---- Passage extrait

Heureusement, c’est relativement bien géré et on a eu de belles années avant ça. On n’est donc pas en danger. Par contre, beaucoup de producteurs le sont ou ont déjà carrément arrêté. Le secteur est clairement fragilisé.
Ma conviction, c’est que l’alimentation est un formidable levier de transformation de la société. On a besoin de se nourrir et on fait des choix alimentaires plusieurs fois par jour. Au final, ce sont les consommateurs qui ont en main les clés de ce changement.

D’ici a aussi ses jardins
Pour célébrer sa première décennie, D’ici organise deux événements durant ce week-end.
Ce samedi 27 mai, dès 10h, les Jardins D’ici seront à découvrir lors de leur inauguration. «Il s’agit d’un terrain d’1,5 ha autour du bâtiment du magasin de Naninne, indique le co-fondateur de l’enseigne, Frank Mestdagh. On avait une collaboration avec des maraîchers qui venaient cultiver leurs légumes mais on a eu du mal à la pérenniser. On a donc décidé d’y développer un autre projet.»
Ce tout nouveau jardin est né d’une collaboration avec Natagora et Semisto (un collectif rassemblant des concepteurs, des formateurs et des spécialistes des forêts et de la permaculture). En collaboration avec l’ASBL Relocalise, D’ici a imaginé un jardin où petits et grands pourront se divertir, s’émerveiller et interagir grâce à des partenaires qui co-animent ce jardin et ses activités, à savoir la régionale namuroise des bénévoles de Natagora, et Michael Hulet, spécialiste de la forêt nourricière, amenée à se développer dans le futur. Le projet propose également une plaine de jeux, un poulailler mobile, un potager didactique et d’autres aménagements pour petits et grands.

--------

Consigne: Dans l'extrait sur l'enseigne D'ici, recopiez mot pour mot le passage allant de "Heureusement, c’est relativement" à "durant ce week-end.".

---- Données fournies

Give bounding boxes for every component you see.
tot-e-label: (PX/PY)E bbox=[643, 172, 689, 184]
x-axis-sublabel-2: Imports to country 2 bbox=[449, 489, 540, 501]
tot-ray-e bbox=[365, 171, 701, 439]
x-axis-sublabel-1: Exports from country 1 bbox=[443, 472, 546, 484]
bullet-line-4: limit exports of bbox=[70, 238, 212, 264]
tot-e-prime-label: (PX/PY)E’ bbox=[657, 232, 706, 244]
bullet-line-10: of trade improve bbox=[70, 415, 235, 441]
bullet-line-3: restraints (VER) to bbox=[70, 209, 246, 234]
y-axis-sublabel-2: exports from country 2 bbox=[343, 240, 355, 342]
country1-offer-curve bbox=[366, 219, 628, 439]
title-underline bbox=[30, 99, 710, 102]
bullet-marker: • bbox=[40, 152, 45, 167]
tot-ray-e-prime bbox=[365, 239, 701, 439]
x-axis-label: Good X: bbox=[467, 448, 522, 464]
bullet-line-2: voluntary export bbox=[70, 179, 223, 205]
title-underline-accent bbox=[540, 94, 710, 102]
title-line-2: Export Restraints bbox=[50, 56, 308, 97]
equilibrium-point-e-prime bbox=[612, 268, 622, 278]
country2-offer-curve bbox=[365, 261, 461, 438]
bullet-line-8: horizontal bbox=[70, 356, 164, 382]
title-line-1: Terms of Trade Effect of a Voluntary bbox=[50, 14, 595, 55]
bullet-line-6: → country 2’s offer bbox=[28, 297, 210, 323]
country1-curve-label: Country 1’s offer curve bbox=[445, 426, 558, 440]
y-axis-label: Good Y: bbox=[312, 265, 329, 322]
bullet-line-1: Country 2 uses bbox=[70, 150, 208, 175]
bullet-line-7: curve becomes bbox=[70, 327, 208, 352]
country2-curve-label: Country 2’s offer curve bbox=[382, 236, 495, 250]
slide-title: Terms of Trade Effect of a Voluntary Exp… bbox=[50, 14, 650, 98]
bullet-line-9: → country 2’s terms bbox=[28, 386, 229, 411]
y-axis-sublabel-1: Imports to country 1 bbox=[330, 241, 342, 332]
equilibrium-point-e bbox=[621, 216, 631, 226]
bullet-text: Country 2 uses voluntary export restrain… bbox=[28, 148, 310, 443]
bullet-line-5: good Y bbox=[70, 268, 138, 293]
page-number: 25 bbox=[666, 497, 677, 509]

--------

Réponse:
Heureusement, c’est relativement bien géré et on a eu de belles années avant ça. On n’est donc pas en danger. Par contre, beaucoup de producteurs le sont ou ont déjà carrément arrêté. Le secteur est clairement fragilisé.
Ma conviction, c’est que l’alimentation est un formidable levier de transformation de la société. On a besoin de se nourrir et on fait des choix alimentaires plusieurs fois par jour. Au final, ce sont les consommateurs qui ont en main les clés de ce changement.

D’ici a aussi ses jardins
Pour célébrer sa première décennie, D’ici organise deux événements durant ce week-end.